• _Material shown_
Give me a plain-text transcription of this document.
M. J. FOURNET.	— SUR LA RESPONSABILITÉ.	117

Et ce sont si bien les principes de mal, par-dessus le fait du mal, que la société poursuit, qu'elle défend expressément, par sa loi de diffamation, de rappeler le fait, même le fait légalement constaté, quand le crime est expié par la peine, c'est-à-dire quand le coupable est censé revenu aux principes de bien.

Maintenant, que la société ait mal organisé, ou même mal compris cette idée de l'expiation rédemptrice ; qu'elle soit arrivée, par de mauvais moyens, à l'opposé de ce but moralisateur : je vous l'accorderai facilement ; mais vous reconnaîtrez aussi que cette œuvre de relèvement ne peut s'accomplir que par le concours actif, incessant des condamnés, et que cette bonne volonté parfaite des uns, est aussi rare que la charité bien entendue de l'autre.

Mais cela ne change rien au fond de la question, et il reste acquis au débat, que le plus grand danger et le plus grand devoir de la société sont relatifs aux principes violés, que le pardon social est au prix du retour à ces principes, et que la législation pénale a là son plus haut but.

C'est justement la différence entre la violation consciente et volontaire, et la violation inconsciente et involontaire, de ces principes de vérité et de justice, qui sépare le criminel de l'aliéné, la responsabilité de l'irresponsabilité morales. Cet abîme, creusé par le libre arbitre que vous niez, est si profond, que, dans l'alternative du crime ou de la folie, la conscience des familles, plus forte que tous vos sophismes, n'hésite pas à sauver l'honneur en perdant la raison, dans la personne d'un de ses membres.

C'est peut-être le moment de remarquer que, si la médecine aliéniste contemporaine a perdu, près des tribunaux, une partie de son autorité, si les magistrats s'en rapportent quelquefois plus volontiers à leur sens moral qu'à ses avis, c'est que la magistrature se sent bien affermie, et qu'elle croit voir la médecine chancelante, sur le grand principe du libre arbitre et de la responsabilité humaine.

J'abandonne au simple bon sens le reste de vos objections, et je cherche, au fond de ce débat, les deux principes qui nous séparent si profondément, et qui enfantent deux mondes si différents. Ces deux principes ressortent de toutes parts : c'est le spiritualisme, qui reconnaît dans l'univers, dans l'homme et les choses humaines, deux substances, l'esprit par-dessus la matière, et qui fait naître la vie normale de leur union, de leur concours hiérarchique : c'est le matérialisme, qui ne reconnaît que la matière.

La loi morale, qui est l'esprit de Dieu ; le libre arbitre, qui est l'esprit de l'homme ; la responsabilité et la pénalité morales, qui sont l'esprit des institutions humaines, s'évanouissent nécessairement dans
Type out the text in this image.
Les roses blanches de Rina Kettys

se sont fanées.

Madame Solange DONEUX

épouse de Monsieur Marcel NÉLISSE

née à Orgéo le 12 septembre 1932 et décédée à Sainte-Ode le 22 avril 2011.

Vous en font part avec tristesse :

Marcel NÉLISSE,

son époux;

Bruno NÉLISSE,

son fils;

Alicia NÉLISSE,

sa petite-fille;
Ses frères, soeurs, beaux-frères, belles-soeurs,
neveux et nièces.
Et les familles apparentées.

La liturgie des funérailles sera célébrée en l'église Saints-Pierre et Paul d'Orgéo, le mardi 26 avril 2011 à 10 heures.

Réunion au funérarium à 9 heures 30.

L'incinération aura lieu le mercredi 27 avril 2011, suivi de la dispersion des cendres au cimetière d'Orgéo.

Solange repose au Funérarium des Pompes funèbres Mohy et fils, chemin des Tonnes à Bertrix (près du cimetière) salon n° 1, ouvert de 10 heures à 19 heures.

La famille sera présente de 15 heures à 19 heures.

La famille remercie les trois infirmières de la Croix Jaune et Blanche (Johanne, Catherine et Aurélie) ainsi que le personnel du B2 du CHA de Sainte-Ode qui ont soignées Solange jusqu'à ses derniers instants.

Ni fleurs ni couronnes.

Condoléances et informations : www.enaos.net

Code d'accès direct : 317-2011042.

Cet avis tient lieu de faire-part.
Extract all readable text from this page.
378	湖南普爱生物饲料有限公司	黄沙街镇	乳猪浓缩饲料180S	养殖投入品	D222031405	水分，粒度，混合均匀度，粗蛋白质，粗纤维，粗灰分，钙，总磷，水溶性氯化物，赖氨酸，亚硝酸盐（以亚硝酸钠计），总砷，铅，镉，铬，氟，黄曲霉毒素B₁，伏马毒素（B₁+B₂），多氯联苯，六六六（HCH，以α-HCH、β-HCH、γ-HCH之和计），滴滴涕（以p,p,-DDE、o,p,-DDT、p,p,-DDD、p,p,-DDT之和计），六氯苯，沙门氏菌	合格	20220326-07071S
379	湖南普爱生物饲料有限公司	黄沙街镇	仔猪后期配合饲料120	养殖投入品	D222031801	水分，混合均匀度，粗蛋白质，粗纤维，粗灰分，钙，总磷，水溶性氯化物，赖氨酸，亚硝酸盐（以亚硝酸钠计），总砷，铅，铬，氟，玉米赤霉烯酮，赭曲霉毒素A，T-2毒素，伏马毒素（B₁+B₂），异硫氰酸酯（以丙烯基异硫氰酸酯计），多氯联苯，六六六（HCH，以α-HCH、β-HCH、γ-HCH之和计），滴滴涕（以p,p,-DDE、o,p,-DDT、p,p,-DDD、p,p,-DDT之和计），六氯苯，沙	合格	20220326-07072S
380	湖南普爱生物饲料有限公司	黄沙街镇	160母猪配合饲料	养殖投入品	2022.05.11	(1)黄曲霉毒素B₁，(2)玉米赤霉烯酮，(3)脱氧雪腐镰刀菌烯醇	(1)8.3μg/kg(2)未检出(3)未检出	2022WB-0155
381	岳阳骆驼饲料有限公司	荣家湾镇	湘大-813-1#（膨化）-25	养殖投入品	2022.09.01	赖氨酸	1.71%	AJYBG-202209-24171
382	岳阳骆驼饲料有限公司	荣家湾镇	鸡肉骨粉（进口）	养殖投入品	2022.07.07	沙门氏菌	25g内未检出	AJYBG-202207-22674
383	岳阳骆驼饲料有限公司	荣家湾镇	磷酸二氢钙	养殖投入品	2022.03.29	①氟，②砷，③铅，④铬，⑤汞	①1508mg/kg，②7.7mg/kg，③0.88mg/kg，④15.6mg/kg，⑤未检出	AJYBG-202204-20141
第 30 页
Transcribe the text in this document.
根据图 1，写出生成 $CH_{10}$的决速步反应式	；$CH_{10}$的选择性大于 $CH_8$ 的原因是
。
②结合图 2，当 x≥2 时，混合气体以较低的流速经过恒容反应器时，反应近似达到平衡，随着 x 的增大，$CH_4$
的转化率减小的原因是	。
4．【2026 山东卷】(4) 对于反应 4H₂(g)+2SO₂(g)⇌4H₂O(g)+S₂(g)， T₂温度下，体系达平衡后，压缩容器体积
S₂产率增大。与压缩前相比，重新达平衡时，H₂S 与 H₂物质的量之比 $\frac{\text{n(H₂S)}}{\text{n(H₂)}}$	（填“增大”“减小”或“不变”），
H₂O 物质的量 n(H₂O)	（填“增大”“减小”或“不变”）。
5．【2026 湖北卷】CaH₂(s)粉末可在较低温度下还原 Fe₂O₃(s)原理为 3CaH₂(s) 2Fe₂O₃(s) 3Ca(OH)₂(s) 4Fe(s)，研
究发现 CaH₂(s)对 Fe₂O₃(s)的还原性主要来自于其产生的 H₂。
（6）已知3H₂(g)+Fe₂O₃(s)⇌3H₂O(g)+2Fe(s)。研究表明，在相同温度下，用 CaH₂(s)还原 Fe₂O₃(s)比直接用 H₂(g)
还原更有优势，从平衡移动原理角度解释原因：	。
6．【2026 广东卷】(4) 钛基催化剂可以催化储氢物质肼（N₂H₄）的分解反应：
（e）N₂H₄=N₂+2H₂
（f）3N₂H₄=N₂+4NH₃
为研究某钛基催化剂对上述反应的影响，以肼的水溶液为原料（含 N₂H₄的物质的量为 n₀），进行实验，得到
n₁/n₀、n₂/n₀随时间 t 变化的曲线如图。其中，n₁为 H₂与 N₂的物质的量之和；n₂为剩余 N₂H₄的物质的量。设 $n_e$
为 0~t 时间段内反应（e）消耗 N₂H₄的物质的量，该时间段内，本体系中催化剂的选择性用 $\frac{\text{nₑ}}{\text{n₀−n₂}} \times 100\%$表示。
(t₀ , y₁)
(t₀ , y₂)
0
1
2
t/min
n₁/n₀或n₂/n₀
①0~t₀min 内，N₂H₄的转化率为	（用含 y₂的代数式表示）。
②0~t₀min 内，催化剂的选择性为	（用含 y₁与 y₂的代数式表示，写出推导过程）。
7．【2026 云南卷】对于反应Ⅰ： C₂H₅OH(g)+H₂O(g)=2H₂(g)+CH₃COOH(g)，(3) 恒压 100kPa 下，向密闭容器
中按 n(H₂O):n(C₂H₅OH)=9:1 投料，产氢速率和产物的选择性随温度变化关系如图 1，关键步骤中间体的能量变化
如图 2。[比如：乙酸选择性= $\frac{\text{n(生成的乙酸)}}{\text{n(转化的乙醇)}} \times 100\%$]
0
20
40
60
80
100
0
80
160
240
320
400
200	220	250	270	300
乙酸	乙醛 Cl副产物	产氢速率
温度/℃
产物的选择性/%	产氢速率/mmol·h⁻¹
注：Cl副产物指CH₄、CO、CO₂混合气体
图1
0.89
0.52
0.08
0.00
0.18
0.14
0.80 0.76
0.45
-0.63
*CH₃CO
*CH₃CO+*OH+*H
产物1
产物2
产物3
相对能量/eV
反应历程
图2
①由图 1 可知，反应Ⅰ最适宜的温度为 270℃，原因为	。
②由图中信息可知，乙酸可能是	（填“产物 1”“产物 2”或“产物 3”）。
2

• _Task_
Of the lines above, copy each that contains "粗蛋白质".

• _Answer in full_
378	湖南普爱生物饲料有限公司	黄沙街镇	乳猪浓缩饲料180S	养殖投入品	D222031405	水分，粒度，混合均匀度，粗蛋白质，粗纤维，粗灰分，钙，总磷，水溶性氯化物，赖氨酸，亚硝酸盐（以亚硝酸钠计），总砷，铅，镉，铬，氟，黄曲霉毒素B₁，伏马毒素（B₁+B₂），多氯联苯，六六六（HCH，以α-HCH、β-HCH、γ-HCH之和计），滴滴涕（以p,p,-DDE、o,p,-DDT、p,p,-DDD、p,p,-DDT之和计），六氯苯，沙门氏菌	合格	20220326-07071S
379	湖南普爱生物饲料有限公司	黄沙街镇	仔猪后期配合饲料120	养殖投入品	D222031801	水分，混合均匀度，粗蛋白质，粗纤维，粗灰分，钙，总磷，水溶性氯化物，赖氨酸，亚硝酸盐（以亚硝酸钠计），总砷，铅，铬，氟，玉米赤霉烯酮，赭曲霉毒素A，T-2毒素，伏马毒素（B₁+B₂），异硫氰酸酯（以丙烯基异硫氰酸酯计），多氯联苯，六六六（HCH，以α-HCH、β-HCH、γ-HCH之和计），滴滴涕（以p,p,-DDE、o,p,-DDT、p,p,-DDD、p,p,-DDT之和计），六氯苯，沙	合格	20220326-07072S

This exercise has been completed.